* What you need to do
In the data below, locate each line with the word "Groups" and list it.

* Records for processing
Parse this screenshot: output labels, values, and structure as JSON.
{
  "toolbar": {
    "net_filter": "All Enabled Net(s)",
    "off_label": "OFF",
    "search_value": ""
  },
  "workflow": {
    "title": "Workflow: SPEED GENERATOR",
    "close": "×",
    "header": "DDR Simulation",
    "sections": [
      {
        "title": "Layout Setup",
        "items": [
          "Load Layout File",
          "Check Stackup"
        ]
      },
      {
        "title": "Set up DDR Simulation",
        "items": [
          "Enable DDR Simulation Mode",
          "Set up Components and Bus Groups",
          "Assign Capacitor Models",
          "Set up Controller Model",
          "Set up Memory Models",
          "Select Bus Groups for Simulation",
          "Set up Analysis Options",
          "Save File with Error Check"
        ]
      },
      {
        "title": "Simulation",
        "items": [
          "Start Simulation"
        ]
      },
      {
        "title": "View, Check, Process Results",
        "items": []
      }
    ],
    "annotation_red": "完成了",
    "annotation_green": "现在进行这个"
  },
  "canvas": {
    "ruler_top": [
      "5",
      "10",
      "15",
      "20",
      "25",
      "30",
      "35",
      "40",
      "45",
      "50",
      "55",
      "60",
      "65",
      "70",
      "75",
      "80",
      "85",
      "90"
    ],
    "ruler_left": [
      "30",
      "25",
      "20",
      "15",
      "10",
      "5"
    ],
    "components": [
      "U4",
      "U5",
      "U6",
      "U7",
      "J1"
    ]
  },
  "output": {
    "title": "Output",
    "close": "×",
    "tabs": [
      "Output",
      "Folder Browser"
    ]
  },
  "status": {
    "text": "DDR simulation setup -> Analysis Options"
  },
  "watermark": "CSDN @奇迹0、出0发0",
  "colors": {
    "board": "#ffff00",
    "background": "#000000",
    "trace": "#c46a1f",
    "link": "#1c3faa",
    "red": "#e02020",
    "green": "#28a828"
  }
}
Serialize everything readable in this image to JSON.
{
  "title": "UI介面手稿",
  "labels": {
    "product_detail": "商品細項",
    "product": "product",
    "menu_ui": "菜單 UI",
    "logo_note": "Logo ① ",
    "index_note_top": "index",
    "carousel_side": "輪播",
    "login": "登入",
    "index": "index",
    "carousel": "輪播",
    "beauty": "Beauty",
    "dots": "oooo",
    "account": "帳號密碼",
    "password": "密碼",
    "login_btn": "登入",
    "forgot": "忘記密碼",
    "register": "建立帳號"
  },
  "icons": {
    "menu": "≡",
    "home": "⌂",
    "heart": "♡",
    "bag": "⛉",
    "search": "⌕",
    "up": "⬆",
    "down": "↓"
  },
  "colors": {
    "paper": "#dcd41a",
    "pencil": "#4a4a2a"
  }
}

* Result
          "Set up Components and Bus Groups",
          "Select Bus Groups for Simulation",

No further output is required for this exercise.